--- Start Text segment ---

Location: US 17 Business (North Broad Street) in Edenton
County: Chowan
Original Date Cast: 1942
The first post road in North Carolina was constructed in 1738-1739, extending a road network that ran from Philadelphia to Williamsburg. In April 1738, the Virginia Gazette reported that Virginia Governor Alexander Spotswood had ordered a road to be cut from Williamsburg to Edenton in accordance with the wishes of North Carolina’s post-master Abraham Blacknall.
A year later, in April 1739, the South Carolina Gazette recorded the establishment of a postal route from Charleston to “Georgetown, Cape Fear, Edenton, and so through the Northern Colonies” that would run on the 20th day of every month. In May 1739, the reported that the road running from Edenton to Charleston had been finished. The following month the paper noted that a continuous route was then in existence from Boston to Charleston.
The exact route of the road through North Carolina remains something of a mystery. However, it is known to have passed near or through the present-day towns of Corapeake, Edenton, Bath, New Bern, and Belgrade, and through Brunswick County before entering South Carolina. The route apparently fell into disrepair in the 1740s and 1750s. As the British colonies were drawn into the War of Jenkins’s Ear and the French and Indian War, colonial legislatures could scarcely afford to support the post road. Furthermore, oftentimes it was quicker and more efficient to simply mail letters by ship for delivery along the coastal trading routes.

--- End Text segment ---
--- Start Record set ---

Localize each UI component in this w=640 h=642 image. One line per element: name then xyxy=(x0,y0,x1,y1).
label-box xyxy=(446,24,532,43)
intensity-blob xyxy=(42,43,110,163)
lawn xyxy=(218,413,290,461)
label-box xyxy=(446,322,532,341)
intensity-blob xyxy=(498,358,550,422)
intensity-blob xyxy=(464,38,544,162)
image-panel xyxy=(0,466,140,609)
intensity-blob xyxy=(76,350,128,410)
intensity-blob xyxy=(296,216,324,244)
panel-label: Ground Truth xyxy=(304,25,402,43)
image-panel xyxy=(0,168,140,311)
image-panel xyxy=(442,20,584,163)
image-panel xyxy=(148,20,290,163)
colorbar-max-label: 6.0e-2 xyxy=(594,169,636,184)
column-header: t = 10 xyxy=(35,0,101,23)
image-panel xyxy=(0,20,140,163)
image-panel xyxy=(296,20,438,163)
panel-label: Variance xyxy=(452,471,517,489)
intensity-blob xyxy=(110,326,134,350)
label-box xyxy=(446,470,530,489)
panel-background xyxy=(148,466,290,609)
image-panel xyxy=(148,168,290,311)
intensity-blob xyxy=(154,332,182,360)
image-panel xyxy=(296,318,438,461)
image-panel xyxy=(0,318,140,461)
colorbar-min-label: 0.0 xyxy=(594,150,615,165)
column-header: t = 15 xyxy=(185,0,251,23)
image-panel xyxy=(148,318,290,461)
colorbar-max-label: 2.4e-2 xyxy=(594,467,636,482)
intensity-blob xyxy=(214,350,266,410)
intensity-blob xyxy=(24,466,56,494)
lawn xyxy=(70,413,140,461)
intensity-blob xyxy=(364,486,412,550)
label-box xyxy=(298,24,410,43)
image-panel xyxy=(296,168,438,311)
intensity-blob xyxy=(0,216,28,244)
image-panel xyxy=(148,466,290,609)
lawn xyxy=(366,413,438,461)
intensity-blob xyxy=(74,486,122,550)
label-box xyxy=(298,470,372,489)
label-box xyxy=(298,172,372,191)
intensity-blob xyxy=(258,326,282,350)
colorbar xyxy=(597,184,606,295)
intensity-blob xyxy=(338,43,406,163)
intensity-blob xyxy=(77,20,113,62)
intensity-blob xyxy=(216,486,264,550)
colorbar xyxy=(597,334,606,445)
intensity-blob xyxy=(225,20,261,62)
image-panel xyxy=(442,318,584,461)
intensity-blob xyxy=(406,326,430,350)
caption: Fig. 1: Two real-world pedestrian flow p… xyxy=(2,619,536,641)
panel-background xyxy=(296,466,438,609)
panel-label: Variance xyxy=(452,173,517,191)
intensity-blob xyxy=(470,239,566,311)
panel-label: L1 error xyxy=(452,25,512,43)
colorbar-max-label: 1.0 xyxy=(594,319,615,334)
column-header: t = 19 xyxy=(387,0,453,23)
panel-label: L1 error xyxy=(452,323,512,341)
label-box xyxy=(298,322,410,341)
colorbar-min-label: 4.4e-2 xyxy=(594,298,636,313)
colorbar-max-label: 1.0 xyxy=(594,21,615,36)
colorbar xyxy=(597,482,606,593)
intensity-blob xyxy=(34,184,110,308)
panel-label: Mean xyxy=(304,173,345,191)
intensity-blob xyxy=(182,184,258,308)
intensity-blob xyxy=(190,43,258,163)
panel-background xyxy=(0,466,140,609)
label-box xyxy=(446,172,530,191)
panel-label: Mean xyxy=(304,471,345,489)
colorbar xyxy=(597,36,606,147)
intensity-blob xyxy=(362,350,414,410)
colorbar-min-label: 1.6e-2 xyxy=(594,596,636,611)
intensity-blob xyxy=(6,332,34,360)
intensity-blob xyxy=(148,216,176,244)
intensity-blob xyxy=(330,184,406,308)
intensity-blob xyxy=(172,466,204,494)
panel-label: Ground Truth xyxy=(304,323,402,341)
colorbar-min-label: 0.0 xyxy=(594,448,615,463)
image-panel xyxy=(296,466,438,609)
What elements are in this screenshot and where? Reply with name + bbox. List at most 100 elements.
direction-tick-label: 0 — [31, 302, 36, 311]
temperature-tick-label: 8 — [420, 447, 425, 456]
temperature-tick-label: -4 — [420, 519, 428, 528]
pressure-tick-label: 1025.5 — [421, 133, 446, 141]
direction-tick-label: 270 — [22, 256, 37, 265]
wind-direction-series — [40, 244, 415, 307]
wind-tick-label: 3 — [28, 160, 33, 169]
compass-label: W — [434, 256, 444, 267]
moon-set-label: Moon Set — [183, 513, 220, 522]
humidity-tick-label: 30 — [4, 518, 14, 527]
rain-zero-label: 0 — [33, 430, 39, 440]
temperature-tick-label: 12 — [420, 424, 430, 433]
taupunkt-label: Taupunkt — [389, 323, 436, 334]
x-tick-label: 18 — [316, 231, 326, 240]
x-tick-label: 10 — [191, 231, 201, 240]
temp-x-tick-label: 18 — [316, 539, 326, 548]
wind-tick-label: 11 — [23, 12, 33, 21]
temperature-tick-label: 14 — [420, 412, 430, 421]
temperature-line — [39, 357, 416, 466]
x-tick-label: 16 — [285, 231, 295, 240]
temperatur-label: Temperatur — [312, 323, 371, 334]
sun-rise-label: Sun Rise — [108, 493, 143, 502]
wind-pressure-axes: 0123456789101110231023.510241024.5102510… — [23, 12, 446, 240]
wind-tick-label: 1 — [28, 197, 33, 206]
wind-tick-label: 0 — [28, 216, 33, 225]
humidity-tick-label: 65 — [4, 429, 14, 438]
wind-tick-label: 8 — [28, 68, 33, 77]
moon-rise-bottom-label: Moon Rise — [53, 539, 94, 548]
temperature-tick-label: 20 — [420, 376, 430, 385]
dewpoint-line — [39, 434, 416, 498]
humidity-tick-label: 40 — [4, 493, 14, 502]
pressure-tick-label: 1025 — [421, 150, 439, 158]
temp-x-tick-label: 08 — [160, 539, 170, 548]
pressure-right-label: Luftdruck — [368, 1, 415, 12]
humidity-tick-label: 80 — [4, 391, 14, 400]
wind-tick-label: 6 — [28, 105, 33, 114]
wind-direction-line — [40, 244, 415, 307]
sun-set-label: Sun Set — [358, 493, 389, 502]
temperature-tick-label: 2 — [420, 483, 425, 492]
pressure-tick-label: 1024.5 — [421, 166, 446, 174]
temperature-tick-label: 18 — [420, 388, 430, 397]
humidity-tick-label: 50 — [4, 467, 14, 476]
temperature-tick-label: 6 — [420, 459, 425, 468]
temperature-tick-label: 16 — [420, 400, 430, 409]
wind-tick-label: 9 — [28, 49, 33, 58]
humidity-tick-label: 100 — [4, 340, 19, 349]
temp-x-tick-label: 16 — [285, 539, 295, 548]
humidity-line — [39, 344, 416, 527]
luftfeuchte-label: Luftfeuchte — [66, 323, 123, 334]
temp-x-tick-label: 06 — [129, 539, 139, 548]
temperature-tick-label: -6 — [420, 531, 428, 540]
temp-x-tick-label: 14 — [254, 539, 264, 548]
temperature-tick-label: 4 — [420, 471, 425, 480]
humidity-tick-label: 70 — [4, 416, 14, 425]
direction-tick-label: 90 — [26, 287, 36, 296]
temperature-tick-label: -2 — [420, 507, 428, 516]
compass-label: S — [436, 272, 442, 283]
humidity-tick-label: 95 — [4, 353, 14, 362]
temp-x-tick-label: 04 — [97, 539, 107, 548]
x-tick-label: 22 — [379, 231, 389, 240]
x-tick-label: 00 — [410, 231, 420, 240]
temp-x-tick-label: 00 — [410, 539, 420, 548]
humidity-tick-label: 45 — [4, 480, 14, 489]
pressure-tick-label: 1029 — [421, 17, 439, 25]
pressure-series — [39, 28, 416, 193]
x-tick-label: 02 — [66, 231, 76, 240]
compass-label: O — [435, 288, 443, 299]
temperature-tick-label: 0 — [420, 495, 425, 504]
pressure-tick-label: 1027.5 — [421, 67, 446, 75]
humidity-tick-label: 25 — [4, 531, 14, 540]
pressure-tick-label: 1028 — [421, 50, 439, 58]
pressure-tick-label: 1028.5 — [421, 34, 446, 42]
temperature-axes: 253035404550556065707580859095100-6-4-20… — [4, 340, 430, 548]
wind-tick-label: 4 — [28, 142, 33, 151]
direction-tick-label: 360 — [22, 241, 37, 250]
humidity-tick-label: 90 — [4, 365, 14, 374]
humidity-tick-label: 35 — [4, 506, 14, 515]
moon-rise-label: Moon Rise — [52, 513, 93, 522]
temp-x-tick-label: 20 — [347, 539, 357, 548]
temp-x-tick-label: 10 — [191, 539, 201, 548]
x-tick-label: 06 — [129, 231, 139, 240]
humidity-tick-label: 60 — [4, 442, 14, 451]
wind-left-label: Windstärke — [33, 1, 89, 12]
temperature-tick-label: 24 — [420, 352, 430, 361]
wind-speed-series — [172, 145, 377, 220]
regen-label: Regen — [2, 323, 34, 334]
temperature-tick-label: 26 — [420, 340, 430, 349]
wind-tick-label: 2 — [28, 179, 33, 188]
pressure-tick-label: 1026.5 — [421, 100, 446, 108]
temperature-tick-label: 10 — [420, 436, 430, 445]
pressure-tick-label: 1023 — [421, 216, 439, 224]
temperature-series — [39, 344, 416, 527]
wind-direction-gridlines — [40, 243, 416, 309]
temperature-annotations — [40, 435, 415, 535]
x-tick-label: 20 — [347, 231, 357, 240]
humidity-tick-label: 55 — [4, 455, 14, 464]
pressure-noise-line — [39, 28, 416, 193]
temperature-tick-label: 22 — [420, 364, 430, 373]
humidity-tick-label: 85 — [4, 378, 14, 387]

--- End Record set ---
--- Start Record set ---

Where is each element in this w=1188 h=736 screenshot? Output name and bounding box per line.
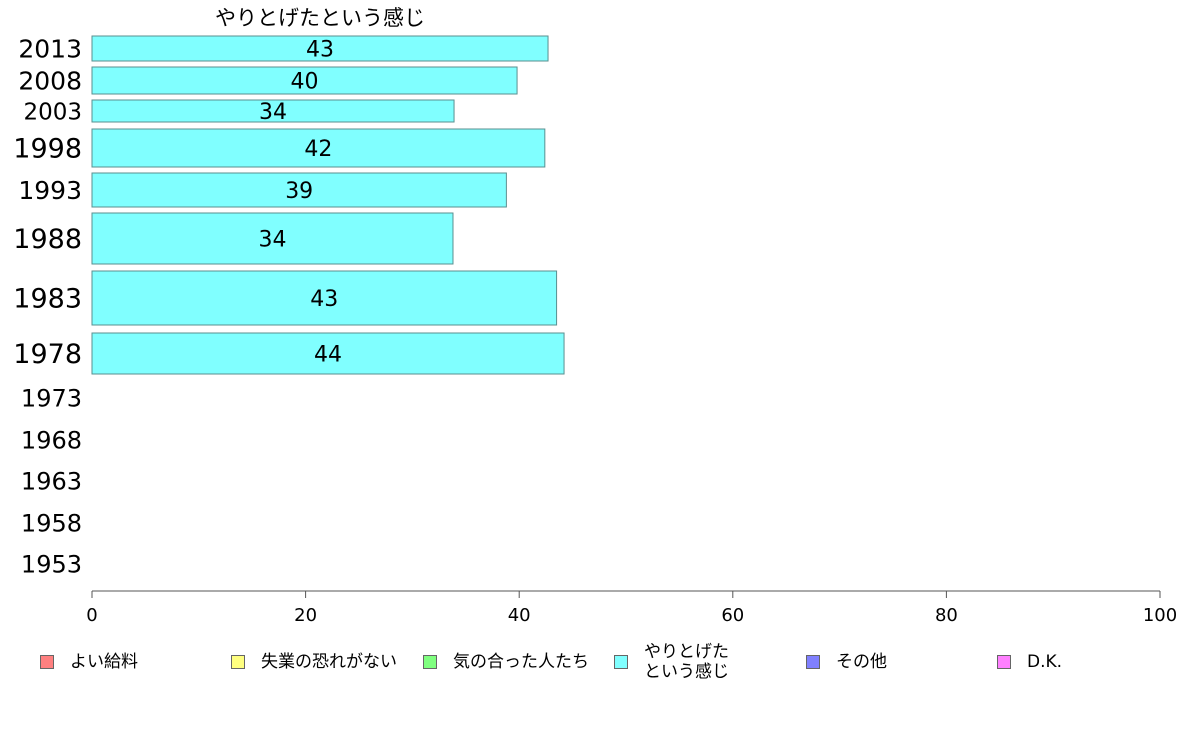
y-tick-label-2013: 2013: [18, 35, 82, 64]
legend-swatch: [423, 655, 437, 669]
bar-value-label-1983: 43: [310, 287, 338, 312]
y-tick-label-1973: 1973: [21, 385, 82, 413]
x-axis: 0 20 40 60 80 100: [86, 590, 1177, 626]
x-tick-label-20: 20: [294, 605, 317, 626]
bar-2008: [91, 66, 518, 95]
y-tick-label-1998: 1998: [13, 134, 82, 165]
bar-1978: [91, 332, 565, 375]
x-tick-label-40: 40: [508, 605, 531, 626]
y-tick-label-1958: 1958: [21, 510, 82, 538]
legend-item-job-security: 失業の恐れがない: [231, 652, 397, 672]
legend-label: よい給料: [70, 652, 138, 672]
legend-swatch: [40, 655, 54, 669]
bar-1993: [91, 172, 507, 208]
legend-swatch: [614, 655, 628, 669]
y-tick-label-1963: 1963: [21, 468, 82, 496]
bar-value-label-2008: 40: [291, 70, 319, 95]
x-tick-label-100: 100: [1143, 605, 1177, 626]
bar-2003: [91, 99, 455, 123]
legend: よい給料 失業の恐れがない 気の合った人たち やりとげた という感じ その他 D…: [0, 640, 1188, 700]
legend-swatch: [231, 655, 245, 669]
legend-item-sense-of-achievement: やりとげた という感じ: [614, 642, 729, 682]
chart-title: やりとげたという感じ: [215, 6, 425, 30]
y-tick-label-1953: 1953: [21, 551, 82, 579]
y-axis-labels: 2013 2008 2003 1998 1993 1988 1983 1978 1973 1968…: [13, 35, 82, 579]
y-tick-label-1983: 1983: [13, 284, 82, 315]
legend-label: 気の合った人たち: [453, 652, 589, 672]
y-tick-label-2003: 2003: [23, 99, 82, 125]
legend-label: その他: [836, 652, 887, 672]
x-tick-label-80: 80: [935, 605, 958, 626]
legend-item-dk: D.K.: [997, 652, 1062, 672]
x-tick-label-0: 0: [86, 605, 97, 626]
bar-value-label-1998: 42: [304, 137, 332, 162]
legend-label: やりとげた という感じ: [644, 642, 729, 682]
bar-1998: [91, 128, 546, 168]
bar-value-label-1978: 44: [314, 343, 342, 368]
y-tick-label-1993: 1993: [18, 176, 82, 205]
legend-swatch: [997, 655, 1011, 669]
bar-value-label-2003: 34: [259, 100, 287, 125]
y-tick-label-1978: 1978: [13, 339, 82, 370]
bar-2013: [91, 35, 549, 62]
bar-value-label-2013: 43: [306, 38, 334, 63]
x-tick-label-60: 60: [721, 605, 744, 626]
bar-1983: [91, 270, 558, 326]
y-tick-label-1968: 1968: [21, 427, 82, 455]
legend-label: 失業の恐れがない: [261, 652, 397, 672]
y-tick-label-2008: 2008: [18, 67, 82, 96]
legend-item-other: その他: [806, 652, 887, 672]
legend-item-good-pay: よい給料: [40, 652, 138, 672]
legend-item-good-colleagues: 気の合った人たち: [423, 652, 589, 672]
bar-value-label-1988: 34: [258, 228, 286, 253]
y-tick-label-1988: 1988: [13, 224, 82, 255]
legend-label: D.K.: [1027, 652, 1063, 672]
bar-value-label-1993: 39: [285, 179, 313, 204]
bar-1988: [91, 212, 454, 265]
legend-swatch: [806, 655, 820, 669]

--- End Record set ---

> **Work to do**
• A. Reproduce the post road text from "Location: US 17" to "Boston to Charleston.".
• B. Extend the account of North Carolina's first post road past its final sentence.

> **Answers for this exercise**
• A.
Location: US 17 Business (North Broad Street) in Edenton
County: Chowan
Original Date Cast: 1942
The first post road in North Carolina was constructed in 1738-1739, extending a road network that ran from Philadelphia to Williamsburg. In April 1738, the Virginia Gazette reported that Virginia Governor Alexander Spotswood had ordered a road to be cut from Williamsburg to Edenton in accordance with the wishes of North Carolina’s post-master Abraham Blacknall.
A year later, in April 1739, the South Carolina Gazette recorded the establishment of a postal route from Charleston to “Georgetown, Cape Fear, Edenton, and so through the Northern Colonies” that would run on the 20th day of every month. In May 1739, the reported that the road running from Edenton to Charleston had been finished. The following month the paper noted that a continuous route was then in existence from Boston to Charleston.

• B.
In 1765, when William Tryon succeeded Arthur Dobbs as royal governor, North Carolina was the only colony that did not have an official post system, leaving a gap in communications between the northern colonies, South Carolina, and Georgia. Tryon attempted to ameliorate the situation by funding the rebuilding and maintenance of the route, but by 1774 the post road was only partially operable. That same year the first east-west postal route in North Carolina was established between Wilmington and Cross Creek.
References:
William L. Saunders, ed., Colonial Records of North Carolina, V (1890)
Alan D. Watson, Society in Colonial North Carolina (1975)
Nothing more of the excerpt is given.